» **EXERCISE DESCRIPTION**
Look through the data below and return each line where "frac" appears.

» **Dataset items**
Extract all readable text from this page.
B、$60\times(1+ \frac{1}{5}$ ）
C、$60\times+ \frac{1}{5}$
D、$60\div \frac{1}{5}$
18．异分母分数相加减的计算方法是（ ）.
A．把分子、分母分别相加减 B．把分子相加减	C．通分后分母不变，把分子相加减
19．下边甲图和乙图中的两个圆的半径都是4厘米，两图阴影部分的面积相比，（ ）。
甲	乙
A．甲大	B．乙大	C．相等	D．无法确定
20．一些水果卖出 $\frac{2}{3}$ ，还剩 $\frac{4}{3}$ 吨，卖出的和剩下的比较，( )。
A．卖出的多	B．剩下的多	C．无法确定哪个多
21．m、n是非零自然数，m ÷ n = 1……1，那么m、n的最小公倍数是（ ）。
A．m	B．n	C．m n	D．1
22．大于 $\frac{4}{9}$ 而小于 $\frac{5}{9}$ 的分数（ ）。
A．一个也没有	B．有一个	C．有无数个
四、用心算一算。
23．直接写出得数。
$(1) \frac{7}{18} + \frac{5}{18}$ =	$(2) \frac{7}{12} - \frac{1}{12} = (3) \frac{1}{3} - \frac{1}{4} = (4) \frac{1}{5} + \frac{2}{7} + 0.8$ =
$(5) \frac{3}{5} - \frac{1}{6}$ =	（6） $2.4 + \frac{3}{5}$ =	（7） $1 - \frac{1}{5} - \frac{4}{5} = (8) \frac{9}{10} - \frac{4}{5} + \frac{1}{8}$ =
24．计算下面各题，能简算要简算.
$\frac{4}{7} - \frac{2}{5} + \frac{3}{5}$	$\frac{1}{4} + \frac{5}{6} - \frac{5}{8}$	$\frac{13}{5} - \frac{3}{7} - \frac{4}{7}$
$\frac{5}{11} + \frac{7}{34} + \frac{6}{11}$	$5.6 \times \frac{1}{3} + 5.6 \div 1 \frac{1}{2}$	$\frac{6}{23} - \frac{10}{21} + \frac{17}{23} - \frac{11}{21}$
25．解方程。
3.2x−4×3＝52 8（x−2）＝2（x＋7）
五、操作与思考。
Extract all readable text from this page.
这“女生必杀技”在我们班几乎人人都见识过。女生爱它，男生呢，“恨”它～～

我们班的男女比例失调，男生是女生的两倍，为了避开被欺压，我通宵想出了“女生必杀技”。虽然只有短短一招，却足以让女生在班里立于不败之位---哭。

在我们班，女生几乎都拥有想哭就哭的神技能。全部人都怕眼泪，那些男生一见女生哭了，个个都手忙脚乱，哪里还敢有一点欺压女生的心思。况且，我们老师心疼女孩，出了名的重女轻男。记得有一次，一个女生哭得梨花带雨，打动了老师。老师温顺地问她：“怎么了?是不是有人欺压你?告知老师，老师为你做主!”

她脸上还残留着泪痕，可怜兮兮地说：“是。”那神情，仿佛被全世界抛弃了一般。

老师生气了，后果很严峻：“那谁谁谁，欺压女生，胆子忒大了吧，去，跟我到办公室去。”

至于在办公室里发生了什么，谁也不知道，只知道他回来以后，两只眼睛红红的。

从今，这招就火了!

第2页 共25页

» **FINAL RESULT**
B、$60\times(1+ \frac{1}{5}$ ）
C、$60\times+ \frac{1}{5}$
D、$60\div \frac{1}{5}$
20．一些水果卖出 $\frac{2}{3}$ ，还剩 $\frac{4}{3}$ 吨，卖出的和剩下的比较，( )。
22．大于 $\frac{4}{9}$ 而小于 $\frac{5}{9}$ 的分数（ ）。
$(1) \frac{7}{18} + \frac{5}{18}$ =	$(2) \frac{7}{12} - \frac{1}{12} = (3) \frac{1}{3} - \frac{1}{4} = (4) \frac{1}{5} + \frac{2}{7} + 0.8$ =
$(5) \frac{3}{5} - \frac{1}{6}$ =	（6） $2.4 + \frac{3}{5}$ =	（7） $1 - \frac{1}{5} - \frac{4}{5} = (8) \frac{9}{10} - \frac{4}{5} + \frac{1}{8}$ =
$\frac{4}{7} - \frac{2}{5} + \frac{3}{5}$	$\frac{1}{4} + \frac{5}{6} - \frac{5}{8}$	$\frac{13}{5} - \frac{3}{7} - \frac{4}{7}$
$\frac{5}{11} + \frac{7}{34} + \frac{6}{11}$	$5.6 \times \frac{1}{3} + 5.6 \div 1 \frac{1}{2}$	$\frac{6}{23} - \frac{10}{21} + \frac{17}{23} - \frac{11}{21}$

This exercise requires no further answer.